▶ _Problem description_:
Exact reproduction is required for all entries.
------------------------------------------------------------------------
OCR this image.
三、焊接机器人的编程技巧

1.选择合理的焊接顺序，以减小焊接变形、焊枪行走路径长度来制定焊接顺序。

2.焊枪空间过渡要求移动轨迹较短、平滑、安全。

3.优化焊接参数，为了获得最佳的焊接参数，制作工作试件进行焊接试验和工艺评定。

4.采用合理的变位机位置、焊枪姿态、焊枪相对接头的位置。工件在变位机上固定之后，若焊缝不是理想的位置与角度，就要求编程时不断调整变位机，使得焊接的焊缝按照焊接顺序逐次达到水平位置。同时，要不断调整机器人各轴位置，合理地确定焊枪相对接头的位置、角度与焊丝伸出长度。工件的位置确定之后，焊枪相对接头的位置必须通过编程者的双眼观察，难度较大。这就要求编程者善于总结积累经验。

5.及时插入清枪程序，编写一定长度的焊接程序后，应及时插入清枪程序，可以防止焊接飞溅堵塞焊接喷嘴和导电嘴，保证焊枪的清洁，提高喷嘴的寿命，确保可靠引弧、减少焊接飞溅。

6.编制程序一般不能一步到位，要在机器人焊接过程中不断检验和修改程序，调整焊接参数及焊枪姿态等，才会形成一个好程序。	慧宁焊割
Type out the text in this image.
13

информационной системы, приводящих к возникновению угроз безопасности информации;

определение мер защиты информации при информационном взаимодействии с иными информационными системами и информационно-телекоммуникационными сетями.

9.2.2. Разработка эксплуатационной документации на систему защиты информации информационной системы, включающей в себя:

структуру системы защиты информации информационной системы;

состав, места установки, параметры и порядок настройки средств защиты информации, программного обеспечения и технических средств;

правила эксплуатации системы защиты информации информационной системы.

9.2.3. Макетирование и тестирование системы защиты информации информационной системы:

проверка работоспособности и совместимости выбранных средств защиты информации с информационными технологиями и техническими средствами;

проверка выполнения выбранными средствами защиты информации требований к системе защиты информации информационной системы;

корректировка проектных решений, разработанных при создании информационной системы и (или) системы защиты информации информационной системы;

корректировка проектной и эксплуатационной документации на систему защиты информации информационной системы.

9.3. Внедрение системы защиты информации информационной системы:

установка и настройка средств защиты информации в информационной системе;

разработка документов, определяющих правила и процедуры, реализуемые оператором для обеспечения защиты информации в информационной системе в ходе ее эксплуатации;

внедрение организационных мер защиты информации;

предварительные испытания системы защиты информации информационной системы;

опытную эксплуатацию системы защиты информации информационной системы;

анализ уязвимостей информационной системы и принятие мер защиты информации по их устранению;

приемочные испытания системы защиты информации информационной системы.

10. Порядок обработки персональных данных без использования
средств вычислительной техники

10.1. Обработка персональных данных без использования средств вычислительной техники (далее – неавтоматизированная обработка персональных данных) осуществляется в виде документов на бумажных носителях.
------------------------------------------------------------------------
▶ _Output for this task_:
OCR this image.
三、焊接机器人的编程技巧

1.选择合理的焊接顺序，以减小焊接变形、焊枪行走路径长度来制定焊接顺序。

2.焊枪空间过渡要求移动轨迹较短、平滑、安全。

3.优化焊接参数，为了获得最佳的焊接参数，制作工作试件进行焊接试验和工艺评定。

4.采用合理的变位机位置、焊枪姿态、焊枪相对接头的位置。工件在变位机上固定之后，若焊缝不是理想的位置与角度，就要求编程时不断调整变位机，使得焊接的焊缝按照焊接顺序逐次达到水平位置。同时，要不断调整机器人各轴位置，合理地确定焊枪相对接头的位置、角度与焊丝伸出长度。工件的位置确定之后，焊枪相对接头的位置必须通过编程者的双眼观察，难度较大。这就要求编程者善于总结积累经验。

5.及时插入清枪程序，编写一定长度的焊接程序后，应及时插入清枪程序，可以防止焊接飞溅堵塞焊接喷嘴和导电嘴，保证焊枪的清洁，提高喷嘴的寿命，确保可靠引弧、减少焊接飞溅。

6.编制程序一般不能一步到位，要在机器人焊接过程中不断检验和修改程序，调整焊接参数及焊枪姿态等，才会形成一个好程序。	慧宁焊割
Type out the text in this image.
13

информационной системы, приводящих к возникновению угроз безопасности информации;

определение мер защиты информации при информационном взаимодействии с иными информационными системами и информационно-телекоммуникационными сетями.

9.2.2. Разработка эксплуатационной документации на систему защиты информации информационной системы, включающей в себя:

структуру системы защиты информации информационной системы;

состав, места установки, параметры и порядок настройки средств защиты информации, программного обеспечения и технических средств;

правила эксплуатации системы защиты информации информационной системы.

9.2.3. Макетирование и тестирование системы защиты информации информационной системы:

проверка работоспособности и совместимости выбранных средств защиты информации с информационными технологиями и техническими средствами;

проверка выполнения выбранными средствами защиты информации требований к системе защиты информации информационной системы;

корректировка проектных решений, разработанных при создании информационной системы и (или) системы защиты информации информационной системы;

корректировка проектной и эксплуатационной документации на систему защиты информации информационной системы.

9.3. Внедрение системы защиты информации информационной системы:

установка и настройка средств защиты информации в информационной системе;

разработка документов, определяющих правила и процедуры, реализуемые оператором для обеспечения защиты информации в информационной системе в ходе ее эксплуатации;

внедрение организационных мер защиты информации;

предварительные испытания системы защиты информации информационной системы;

опытную эксплуатацию системы защиты информации информационной системы;

анализ уязвимостей информационной системы и принятие мер защиты информации по их устранению;

приемочные испытания системы защиты информации информационной системы.

10. Порядок обработки персональных данных без использования
средств вычислительной техники

10.1. Обработка персональных данных без использования средств вычислительной техники (далее – неавтоматизированная обработка персональных данных) осуществляется в виде документов на бумажных носителях.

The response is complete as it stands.